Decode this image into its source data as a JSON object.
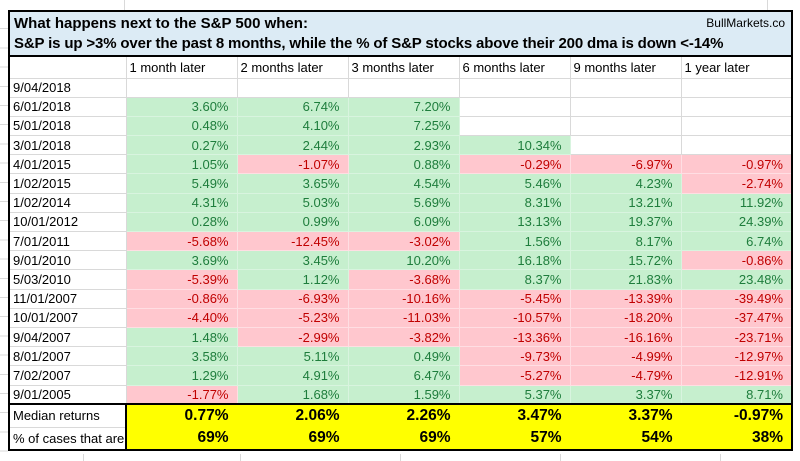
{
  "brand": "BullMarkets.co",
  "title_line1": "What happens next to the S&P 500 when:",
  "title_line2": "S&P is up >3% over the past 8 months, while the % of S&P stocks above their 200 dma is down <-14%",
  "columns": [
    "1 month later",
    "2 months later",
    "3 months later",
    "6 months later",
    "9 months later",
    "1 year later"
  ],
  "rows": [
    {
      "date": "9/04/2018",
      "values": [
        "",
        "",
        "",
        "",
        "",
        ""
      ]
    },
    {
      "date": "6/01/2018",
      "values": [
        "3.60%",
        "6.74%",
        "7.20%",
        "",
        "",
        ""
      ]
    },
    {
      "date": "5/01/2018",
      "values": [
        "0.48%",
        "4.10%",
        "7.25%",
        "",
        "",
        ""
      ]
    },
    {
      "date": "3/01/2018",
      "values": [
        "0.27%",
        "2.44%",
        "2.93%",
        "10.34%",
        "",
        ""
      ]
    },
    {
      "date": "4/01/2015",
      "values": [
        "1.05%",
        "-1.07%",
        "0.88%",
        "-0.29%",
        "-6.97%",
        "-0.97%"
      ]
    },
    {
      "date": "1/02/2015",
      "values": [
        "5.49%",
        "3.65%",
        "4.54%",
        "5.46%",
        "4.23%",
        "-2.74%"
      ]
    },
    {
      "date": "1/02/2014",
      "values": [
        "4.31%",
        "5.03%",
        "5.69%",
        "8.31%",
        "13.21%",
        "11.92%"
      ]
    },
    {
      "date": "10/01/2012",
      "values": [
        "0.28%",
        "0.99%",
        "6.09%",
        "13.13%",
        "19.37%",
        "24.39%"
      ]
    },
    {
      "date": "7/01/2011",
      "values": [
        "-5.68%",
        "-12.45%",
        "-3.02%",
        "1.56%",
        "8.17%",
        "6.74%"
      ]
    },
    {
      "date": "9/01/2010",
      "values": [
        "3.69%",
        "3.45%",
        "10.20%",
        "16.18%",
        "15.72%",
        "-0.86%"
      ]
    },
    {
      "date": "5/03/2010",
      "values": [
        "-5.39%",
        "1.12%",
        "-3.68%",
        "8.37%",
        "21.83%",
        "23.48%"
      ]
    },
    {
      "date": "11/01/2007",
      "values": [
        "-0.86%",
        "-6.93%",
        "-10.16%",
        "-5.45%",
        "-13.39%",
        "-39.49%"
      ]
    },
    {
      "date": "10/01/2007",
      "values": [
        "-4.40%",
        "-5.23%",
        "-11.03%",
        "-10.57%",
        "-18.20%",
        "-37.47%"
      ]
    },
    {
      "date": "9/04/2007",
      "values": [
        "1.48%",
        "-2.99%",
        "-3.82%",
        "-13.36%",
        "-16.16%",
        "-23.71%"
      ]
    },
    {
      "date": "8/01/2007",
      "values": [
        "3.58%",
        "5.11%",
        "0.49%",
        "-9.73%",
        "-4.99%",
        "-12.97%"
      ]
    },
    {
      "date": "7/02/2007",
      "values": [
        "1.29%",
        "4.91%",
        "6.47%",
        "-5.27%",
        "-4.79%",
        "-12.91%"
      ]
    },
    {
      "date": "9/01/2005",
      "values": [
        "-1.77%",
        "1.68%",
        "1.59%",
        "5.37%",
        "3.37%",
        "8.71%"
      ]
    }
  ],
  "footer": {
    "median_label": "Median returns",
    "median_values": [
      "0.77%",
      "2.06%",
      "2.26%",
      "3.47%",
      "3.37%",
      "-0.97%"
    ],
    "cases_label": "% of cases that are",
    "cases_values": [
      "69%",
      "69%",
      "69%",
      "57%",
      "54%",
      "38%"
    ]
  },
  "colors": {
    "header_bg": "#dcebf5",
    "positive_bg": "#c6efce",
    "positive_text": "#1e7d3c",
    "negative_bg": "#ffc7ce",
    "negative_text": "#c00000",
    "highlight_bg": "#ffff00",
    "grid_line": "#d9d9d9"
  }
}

——

§ Task details:
Copy out every line of the listing that includes the string "months".

§ Output below:
  "title_line2": "S&P is up >3% over the past 8 months, while the % of S&P stocks above their 200 dma is down <-14%",
    "2 months later",
    "3 months later",
    "6 months later",
    "9 months later",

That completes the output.